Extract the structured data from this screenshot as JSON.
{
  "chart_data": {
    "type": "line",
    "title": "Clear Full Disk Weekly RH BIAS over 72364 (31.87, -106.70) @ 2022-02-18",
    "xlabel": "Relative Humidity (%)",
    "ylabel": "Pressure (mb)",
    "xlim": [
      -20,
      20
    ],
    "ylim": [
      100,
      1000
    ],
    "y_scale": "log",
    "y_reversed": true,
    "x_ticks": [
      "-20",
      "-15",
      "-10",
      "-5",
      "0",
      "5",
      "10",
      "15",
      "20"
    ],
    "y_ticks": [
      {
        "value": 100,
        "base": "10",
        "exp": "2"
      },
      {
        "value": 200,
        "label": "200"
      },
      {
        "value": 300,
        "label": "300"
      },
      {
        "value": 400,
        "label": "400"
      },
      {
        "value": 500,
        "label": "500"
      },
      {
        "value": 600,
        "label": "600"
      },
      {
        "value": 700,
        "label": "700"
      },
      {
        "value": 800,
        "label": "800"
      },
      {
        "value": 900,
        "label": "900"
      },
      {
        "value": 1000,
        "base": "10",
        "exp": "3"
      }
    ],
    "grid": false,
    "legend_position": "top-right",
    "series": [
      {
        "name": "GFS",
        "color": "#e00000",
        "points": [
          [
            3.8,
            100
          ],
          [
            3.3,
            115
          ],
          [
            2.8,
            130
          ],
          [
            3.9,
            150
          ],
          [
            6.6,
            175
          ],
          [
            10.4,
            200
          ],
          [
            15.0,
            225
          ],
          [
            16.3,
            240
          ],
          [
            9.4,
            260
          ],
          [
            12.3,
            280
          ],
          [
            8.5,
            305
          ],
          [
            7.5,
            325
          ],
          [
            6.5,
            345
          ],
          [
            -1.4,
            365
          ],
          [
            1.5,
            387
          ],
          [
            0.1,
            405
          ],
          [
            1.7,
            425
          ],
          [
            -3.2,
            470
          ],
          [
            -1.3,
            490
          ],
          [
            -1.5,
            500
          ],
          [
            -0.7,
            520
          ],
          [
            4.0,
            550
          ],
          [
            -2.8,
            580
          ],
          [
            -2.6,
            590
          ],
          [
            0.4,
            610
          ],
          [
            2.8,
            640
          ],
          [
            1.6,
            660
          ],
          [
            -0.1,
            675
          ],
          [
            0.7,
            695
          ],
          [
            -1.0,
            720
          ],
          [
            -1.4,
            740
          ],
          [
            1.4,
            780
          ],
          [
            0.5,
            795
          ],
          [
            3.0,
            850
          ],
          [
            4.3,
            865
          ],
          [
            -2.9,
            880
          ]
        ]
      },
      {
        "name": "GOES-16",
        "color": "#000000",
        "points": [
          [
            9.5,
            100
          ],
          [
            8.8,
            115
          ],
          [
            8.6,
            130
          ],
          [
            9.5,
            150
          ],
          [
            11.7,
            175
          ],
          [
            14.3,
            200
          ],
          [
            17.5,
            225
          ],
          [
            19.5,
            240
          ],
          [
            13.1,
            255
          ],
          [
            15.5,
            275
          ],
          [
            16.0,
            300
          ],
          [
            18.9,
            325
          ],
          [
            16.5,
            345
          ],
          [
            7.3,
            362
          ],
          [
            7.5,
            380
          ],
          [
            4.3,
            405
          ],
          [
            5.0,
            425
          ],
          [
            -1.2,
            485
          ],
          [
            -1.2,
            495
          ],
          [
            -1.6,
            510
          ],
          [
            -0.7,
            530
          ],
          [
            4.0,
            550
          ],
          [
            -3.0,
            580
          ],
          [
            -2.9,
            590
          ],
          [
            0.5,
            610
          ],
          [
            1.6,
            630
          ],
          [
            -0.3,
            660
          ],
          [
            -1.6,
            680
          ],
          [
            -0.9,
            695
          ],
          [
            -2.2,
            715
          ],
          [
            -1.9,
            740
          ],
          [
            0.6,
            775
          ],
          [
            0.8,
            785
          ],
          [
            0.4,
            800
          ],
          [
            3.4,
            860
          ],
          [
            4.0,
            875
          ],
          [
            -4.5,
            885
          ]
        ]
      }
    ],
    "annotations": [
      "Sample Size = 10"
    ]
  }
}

- **The request**
Take the records above and return them exactly as written.

- **Completed exercise**
Extract the structured data from this screenshot as JSON.
{
  "chart_data": {
    "type": "line",
    "title": "Clear Full Disk Weekly RH BIAS over 72364 (31.87, -106.70) @ 2022-02-18",
    "xlabel": "Relative Humidity (%)",
    "ylabel": "Pressure (mb)",
    "xlim": [
      -20,
      20
    ],
    "ylim": [
      100,
      1000
    ],
    "y_scale": "log",
    "y_reversed": true,
    "x_ticks": [
      "-20",
      "-15",
      "-10",
      "-5",
      "0",
      "5",
      "10",
      "15",
      "20"
    ],
    "y_ticks": [
      {
        "value": 100,
        "base": "10",
        "exp": "2"
      },
      {
        "value": 200,
        "label": "200"
      },
      {
        "value": 300,
        "label": "300"
      },
      {
        "value": 400,
        "label": "400"
      },
      {
        "value": 500,
        "label": "500"
      },
      {
        "value": 600,
        "label": "600"
      },
      {
        "value": 700,
        "label": "700"
      },
      {
        "value": 800,
        "label": "800"
      },
      {
        "value": 900,
        "label": "900"
      },
      {
        "value": 1000,
        "base": "10",
        "exp": "3"
      }
    ],
    "grid": false,
    "legend_position": "top-right",
    "series": [
      {
        "name": "GFS",
        "color": "#e00000",
        "points": [
          [
            3.8,
            100
          ],
          [
            3.3,
            115
          ],
          [
            2.8,
            130
          ],
          [
            3.9,
            150
          ],
          [
            6.6,
            175
          ],
          [
            10.4,
            200
          ],
          [
            15.0,
            225
          ],
          [
            16.3,
            240
          ],
          [
            9.4,
            260
          ],
          [
            12.3,
            280
          ],
          [
            8.5,
            305
          ],
          [
            7.5,
            325
          ],
          [
            6.5,
            345
          ],
          [
            -1.4,
            365
          ],
          [
            1.5,
            387
          ],
          [
            0.1,
            405
          ],
          [
            1.7,
            425
          ],
          [
            -3.2,
            470
          ],
          [
            -1.3,
            490
          ],
          [
            -1.5,
            500
          ],
          [
            -0.7,
            520
          ],
          [
            4.0,
            550
          ],
          [
            -2.8,
            580
          ],
          [
            -2.6,
            590
          ],
          [
            0.4,
            610
          ],
          [
            2.8,
            640
          ],
          [
            1.6,
            660
          ],
          [
            -0.1,
            675
          ],
          [
            0.7,
            695
          ],
          [
            -1.0,
            720
          ],
          [
            -1.4,
            740
          ],
          [
            1.4,
            780
          ],
          [
            0.5,
            795
          ],
          [
            3.0,
            850
          ],
          [
            4.3,
            865
          ],
          [
            -2.9,
            880
          ]
        ]
      },
      {
        "name": "GOES-16",
        "color": "#000000",
        "points": [
          [
            9.5,
            100
          ],
          [
            8.8,
            115
          ],
          [
            8.6,
            130
          ],
          [
            9.5,
            150
          ],
          [
            11.7,
            175
          ],
          [
            14.3,
            200
          ],
          [
            17.5,
            225
          ],
          [
            19.5,
            240
          ],
          [
            13.1,
            255
          ],
          [
            15.5,
            275
          ],
          [
            16.0,
            300
          ],
          [
            18.9,
            325
          ],
          [
            16.5,
            345
          ],
          [
            7.3,
            362
          ],
          [
            7.5,
            380
          ],
          [
            4.3,
            405
          ],
          [
            5.0,
            425
          ],
          [
            -1.2,
            485
          ],
          [
            -1.2,
            495
          ],
          [
            -1.6,
            510
          ],
          [
            -0.7,
            530
          ],
          [
            4.0,
            550
          ],
          [
            -3.0,
            580
          ],
          [
            -2.9,
            590
          ],
          [
            0.5,
            610
          ],
          [
            1.6,
            630
          ],
          [
            -0.3,
            660
          ],
          [
            -1.6,
            680
          ],
          [
            -0.9,
            695
          ],
          [
            -2.2,
            715
          ],
          [
            -1.9,
            740
          ],
          [
            0.6,
            775
          ],
          [
            0.8,
            785
          ],
          [
            0.4,
            800
          ],
          [
            3.4,
            860
          ],
          [
            4.0,
            875
          ],
          [
            -4.5,
            885
          ]
        ]
      }
    ],
    "annotations": [
      "Sample Size = 10"
    ]
  }
}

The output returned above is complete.